The data
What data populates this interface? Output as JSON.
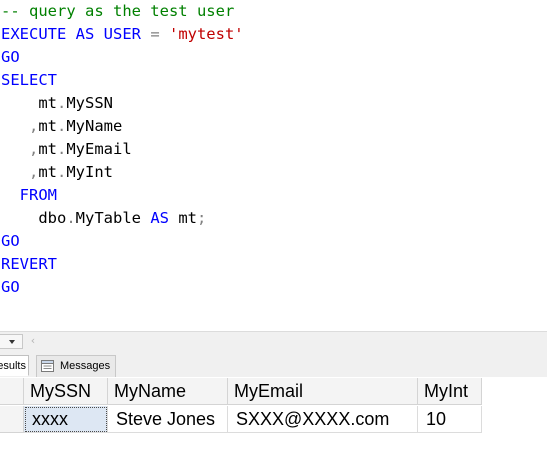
{
  "editor": {
    "lines": [
      {
        "name": "comment-line",
        "segments": [
          {
            "cls": "cm",
            "text": "-- query as the test user"
          }
        ]
      },
      {
        "name": "execute-as-line",
        "segments": [
          {
            "cls": "kw",
            "text": "EXECUTE AS USER "
          },
          {
            "cls": "gr",
            "text": "= "
          },
          {
            "cls": "str",
            "text": "'mytest'"
          }
        ]
      },
      {
        "name": "go-line-1",
        "segments": [
          {
            "cls": "kw",
            "text": "GO"
          }
        ]
      },
      {
        "name": "select-line",
        "segments": [
          {
            "cls": "kw",
            "text": "SELECT"
          }
        ]
      },
      {
        "name": "column-myssn-line",
        "segments": [
          {
            "cls": "pl",
            "text": "    mt"
          },
          {
            "cls": "gr",
            "text": "."
          },
          {
            "cls": "pl",
            "text": "MySSN"
          }
        ]
      },
      {
        "name": "column-myname-line",
        "segments": [
          {
            "cls": "gr",
            "text": "   ,"
          },
          {
            "cls": "pl",
            "text": "mt"
          },
          {
            "cls": "gr",
            "text": "."
          },
          {
            "cls": "pl",
            "text": "MyName"
          }
        ]
      },
      {
        "name": "column-myemail-line",
        "segments": [
          {
            "cls": "gr",
            "text": "   ,"
          },
          {
            "cls": "pl",
            "text": "mt"
          },
          {
            "cls": "gr",
            "text": "."
          },
          {
            "cls": "pl",
            "text": "MyEmail"
          }
        ]
      },
      {
        "name": "column-myint-line",
        "segments": [
          {
            "cls": "gr",
            "text": "   ,"
          },
          {
            "cls": "pl",
            "text": "mt"
          },
          {
            "cls": "gr",
            "text": "."
          },
          {
            "cls": "pl",
            "text": "MyInt"
          }
        ]
      },
      {
        "name": "from-line",
        "segments": [
          {
            "cls": "kw",
            "text": "  FROM"
          }
        ]
      },
      {
        "name": "table-line",
        "segments": [
          {
            "cls": "pl",
            "text": "    dbo"
          },
          {
            "cls": "gr",
            "text": "."
          },
          {
            "cls": "pl",
            "text": "MyTable "
          },
          {
            "cls": "kw",
            "text": "AS"
          },
          {
            "cls": "pl",
            "text": " mt"
          },
          {
            "cls": "gr",
            "text": ";"
          }
        ]
      },
      {
        "name": "go-line-2",
        "segments": [
          {
            "cls": "kw",
            "text": "GO"
          }
        ]
      },
      {
        "name": "revert-line",
        "segments": [
          {
            "cls": "kw",
            "text": "REVERT"
          }
        ]
      },
      {
        "name": "go-line-3",
        "segments": [
          {
            "cls": "kw",
            "text": "GO"
          }
        ]
      }
    ]
  },
  "tabs": {
    "results": "esults",
    "messages": "Messages"
  },
  "results": {
    "columns": [
      "MySSN",
      "MyName",
      "MyEmail",
      "MyInt"
    ],
    "rows": [
      [
        "xxxx",
        "Steve Jones",
        "SXXX@XXXX.com",
        "10"
      ]
    ]
  },
  "colors": {
    "keyword": "#0000ff",
    "comment": "#008000",
    "string": "#c00000",
    "selection": "#dde7f3"
  }
}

Exercise details
Repeat the data in full and exactly. Omit pictures.

Exercise output
What data populates this interface? Output as JSON.
{
  "editor": {
    "lines": [
      {
        "name": "comment-line",
        "segments": [
          {
            "cls": "cm",
            "text": "-- query as the test user"
          }
        ]
      },
      {
        "name": "execute-as-line",
        "segments": [
          {
            "cls": "kw",
            "text": "EXECUTE AS USER "
          },
          {
            "cls": "gr",
            "text": "= "
          },
          {
            "cls": "str",
            "text": "'mytest'"
          }
        ]
      },
      {
        "name": "go-line-1",
        "segments": [
          {
            "cls": "kw",
            "text": "GO"
          }
        ]
      },
      {
        "name": "select-line",
        "segments": [
          {
            "cls": "kw",
            "text": "SELECT"
          }
        ]
      },
      {
        "name": "column-myssn-line",
        "segments": [
          {
            "cls": "pl",
            "text": "    mt"
          },
          {
            "cls": "gr",
            "text": "."
          },
          {
            "cls": "pl",
            "text": "MySSN"
          }
        ]
      },
      {
        "name": "column-myname-line",
        "segments": [
          {
            "cls": "gr",
            "text": "   ,"
          },
          {
            "cls": "pl",
            "text": "mt"
          },
          {
            "cls": "gr",
            "text": "."
          },
          {
            "cls": "pl",
            "text": "MyName"
          }
        ]
      },
      {
        "name": "column-myemail-line",
        "segments": [
          {
            "cls": "gr",
            "text": "   ,"
          },
          {
            "cls": "pl",
            "text": "mt"
          },
          {
            "cls": "gr",
            "text": "."
          },
          {
            "cls": "pl",
            "text": "MyEmail"
          }
        ]
      },
      {
        "name": "column-myint-line",
        "segments": [
          {
            "cls": "gr",
            "text": "   ,"
          },
          {
            "cls": "pl",
            "text": "mt"
          },
          {
            "cls": "gr",
            "text": "."
          },
          {
            "cls": "pl",
            "text": "MyInt"
          }
        ]
      },
      {
        "name": "from-line",
        "segments": [
          {
            "cls": "kw",
            "text": "  FROM"
          }
        ]
      },
      {
        "name": "table-line",
        "segments": [
          {
            "cls": "pl",
            "text": "    dbo"
          },
          {
            "cls": "gr",
            "text": "."
          },
          {
            "cls": "pl",
            "text": "MyTable "
          },
          {
            "cls": "kw",
            "text": "AS"
          },
          {
            "cls": "pl",
            "text": " mt"
          },
          {
            "cls": "gr",
            "text": ";"
          }
        ]
      },
      {
        "name": "go-line-2",
        "segments": [
          {
            "cls": "kw",
            "text": "GO"
          }
        ]
      },
      {
        "name": "revert-line",
        "segments": [
          {
            "cls": "kw",
            "text": "REVERT"
          }
        ]
      },
      {
        "name": "go-line-3",
        "segments": [
          {
            "cls": "kw",
            "text": "GO"
          }
        ]
      }
    ]
  },
  "tabs": {
    "results": "esults",
    "messages": "Messages"
  },
  "results": {
    "columns": [
      "MySSN",
      "MyName",
      "MyEmail",
      "MyInt"
    ],
    "rows": [
      [
        "xxxx",
        "Steve Jones",
        "SXXX@XXXX.com",
        "10"
      ]
    ]
  },
  "colors": {
    "keyword": "#0000ff",
    "comment": "#008000",
    "string": "#c00000",
    "selection": "#dde7f3"
  }
}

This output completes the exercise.